Data entries:
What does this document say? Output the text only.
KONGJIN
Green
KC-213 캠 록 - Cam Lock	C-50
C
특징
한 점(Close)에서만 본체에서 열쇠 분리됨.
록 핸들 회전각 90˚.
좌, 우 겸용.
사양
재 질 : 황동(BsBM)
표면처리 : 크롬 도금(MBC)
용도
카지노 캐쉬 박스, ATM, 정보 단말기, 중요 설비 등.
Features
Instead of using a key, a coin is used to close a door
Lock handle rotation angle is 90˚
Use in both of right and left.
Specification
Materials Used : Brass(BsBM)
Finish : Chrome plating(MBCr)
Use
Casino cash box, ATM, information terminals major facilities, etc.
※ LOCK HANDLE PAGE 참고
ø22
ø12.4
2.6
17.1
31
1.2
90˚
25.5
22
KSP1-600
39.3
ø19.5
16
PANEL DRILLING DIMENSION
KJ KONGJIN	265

**Task instructions**
Repeat every entry word for word.

**Finished answer**
What does this document say? Output the text only.
KONGJIN
Green
KC-213 캠 록 - Cam Lock	C-50
C
특징
한 점(Close)에서만 본체에서 열쇠 분리됨.
록 핸들 회전각 90˚.
좌, 우 겸용.
사양
재 질 : 황동(BsBM)
표면처리 : 크롬 도금(MBC)
용도
카지노 캐쉬 박스, ATM, 정보 단말기, 중요 설비 등.
Features
Instead of using a key, a coin is used to close a door
Lock handle rotation angle is 90˚
Use in both of right and left.
Specification
Materials Used : Brass(BsBM)
Finish : Chrome plating(MBCr)
Use
Casino cash box, ATM, information terminals major facilities, etc.
※ LOCK HANDLE PAGE 참고
ø22
ø12.4
2.6
17.1
31
1.2
90˚
25.5
22
KSP1-600
39.3
ø19.5
16
PANEL DRILLING DIMENSION
KJ KONGJIN	265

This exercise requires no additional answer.